Material:
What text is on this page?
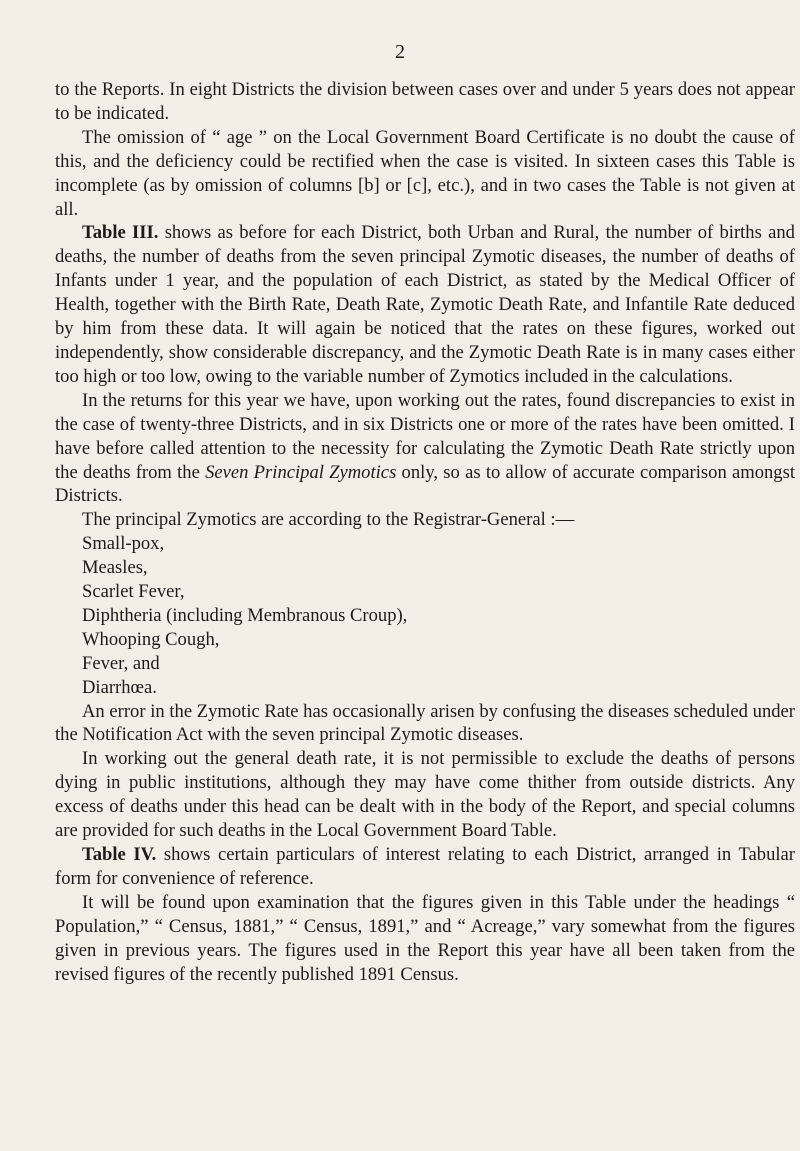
2

to the Reports. In eight Districts the division between cases over and under 5 years does not appear to be indicated.

The omission of “ age ” on the Local Government Board Certificate is no doubt the cause of this, and the deficiency could be rectified when the case is visited. In sixteen cases this Table is incomplete (as by omission of columns [b] or [c], etc.), and in two cases the Table is not given at all.

Table III. shows as before for each District, both Urban and Rural, the number of births and deaths, the number of deaths from the seven principal Zymotic diseases, the number of deaths of Infants under 1 year, and the population of each District, as stated by the Medical Officer of Health, together with the Birth Rate, Death Rate, Zymotic Death Rate, and Infantile Rate deduced by him from these data. It will again be noticed that the rates on these figures, worked out independently, show considerable discrepancy, and the Zymotic Death Rate is in many cases either too high or too low, owing to the variable number of Zymotics included in the calculations.

In the returns for this year we have, upon working out the rates, found discrepancies to exist in the case of twenty-three Districts, and in six Districts one or more of the rates have been omitted. I have before called attention to the necessity for calculating the Zymotic Death Rate strictly upon the deaths from the Seven Principal Zymotics only, so as to allow of accurate comparison amongst Districts.

The principal Zymotics are according to the Registrar-General :—

Small-pox,
Measles,
Scarlet Fever,
Diphtheria (including Membranous Croup),
Whooping Cough,
Fever, and
Diarrhœa.

An error in the Zymotic Rate has occasionally arisen by confusing the diseases scheduled under the Notification Act with the seven principal Zymotic diseases.

In working out the general death rate, it is not permissible to exclude the deaths of persons dying in public institutions, although they may have come thither from outside districts. Any excess of deaths under this head can be dealt with in the body of the Report, and special columns are provided for such deaths in the Local Government Board Table.

Table IV. shows certain particulars of interest relating to each District, arranged in Tabular form for convenience of reference.

It will be found upon examination that the figures given in this Table under the headings “ Population,” “ Census, 1881,” “ Census, 1891,” and “ Acreage,” vary somewhat from the figures given in previous years. The figures used in the Report this year have all been taken from the revised figures of the recently published 1891 Census.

Work to be completed: Reproduce the whole listing above word for word, but not its pictures.

Correct output:
What text is on this page?
2

to the Reports. In eight Districts the division between cases over and under 5 years does not appear to be indicated.

The omission of “ age ” on the Local Government Board Certificate is no doubt the cause of this, and the deficiency could be rectified when the case is visited. In sixteen cases this Table is incomplete (as by omission of columns [b] or [c], etc.), and in two cases the Table is not given at all.

Table III. shows as before for each District, both Urban and Rural, the number of births and deaths, the number of deaths from the seven principal Zymotic diseases, the number of deaths of Infants under 1 year, and the population of each District, as stated by the Medical Officer of Health, together with the Birth Rate, Death Rate, Zymotic Death Rate, and Infantile Rate deduced by him from these data. It will again be noticed that the rates on these figures, worked out independently, show considerable discrepancy, and the Zymotic Death Rate is in many cases either too high or too low, owing to the variable number of Zymotics included in the calculations.

In the returns for this year we have, upon working out the rates, found discrepancies to exist in the case of twenty-three Districts, and in six Districts one or more of the rates have been omitted. I have before called attention to the necessity for calculating the Zymotic Death Rate strictly upon the deaths from the Seven Principal Zymotics only, so as to allow of accurate comparison amongst Districts.

The principal Zymotics are according to the Registrar-General :—

Small-pox,
Measles,
Scarlet Fever,
Diphtheria (including Membranous Croup),
Whooping Cough,
Fever, and
Diarrhœa.

An error in the Zymotic Rate has occasionally arisen by confusing the diseases scheduled under the Notification Act with the seven principal Zymotic diseases.

In working out the general death rate, it is not permissible to exclude the deaths of persons dying in public institutions, although they may have come thither from outside districts. Any excess of deaths under this head can be dealt with in the body of the Report, and special columns are provided for such deaths in the Local Government Board Table.

Table IV. shows certain particulars of interest relating to each District, arranged in Tabular form for convenience of reference.

It will be found upon examination that the figures given in this Table under the headings “ Population,” “ Census, 1881,” “ Census, 1891,” and “ Acreage,” vary somewhat from the figures given in previous years. The figures used in the Report this year have all been taken from the revised figures of the recently published 1891 Census.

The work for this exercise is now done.